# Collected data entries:
——————————

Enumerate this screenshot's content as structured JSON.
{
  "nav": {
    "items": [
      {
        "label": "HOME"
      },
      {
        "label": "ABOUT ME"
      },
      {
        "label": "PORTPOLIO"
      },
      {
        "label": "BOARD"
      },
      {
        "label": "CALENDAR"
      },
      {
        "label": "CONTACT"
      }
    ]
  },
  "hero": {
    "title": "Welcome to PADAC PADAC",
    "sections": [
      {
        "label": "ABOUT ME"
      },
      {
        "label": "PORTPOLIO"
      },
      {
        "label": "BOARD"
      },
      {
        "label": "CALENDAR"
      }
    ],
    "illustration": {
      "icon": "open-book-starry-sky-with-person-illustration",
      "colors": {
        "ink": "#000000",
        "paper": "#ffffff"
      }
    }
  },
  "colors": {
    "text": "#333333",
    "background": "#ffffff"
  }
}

——————————

# EXERCISE TASK:
Retype every record above exactly as it appears.

# SOLUTION FOR THIS PROBLEM:
Enumerate this screenshot's content as structured JSON.
{
  "nav": {
    "items": [
      {
        "label": "HOME"
      },
      {
        "label": "ABOUT ME"
      },
      {
        "label": "PORTPOLIO"
      },
      {
        "label": "BOARD"
      },
      {
        "label": "CALENDAR"
      },
      {
        "label": "CONTACT"
      }
    ]
  },
  "hero": {
    "title": "Welcome to PADAC PADAC",
    "sections": [
      {
        "label": "ABOUT ME"
      },
      {
        "label": "PORTPOLIO"
      },
      {
        "label": "BOARD"
      },
      {
        "label": "CALENDAR"
      }
    ],
    "illustration": {
      "icon": "open-book-starry-sky-with-person-illustration",
      "colors": {
        "ink": "#000000",
        "paper": "#ffffff"
      }
    }
  },
  "colors": {
    "text": "#333333",
    "background": "#ffffff"
  }
}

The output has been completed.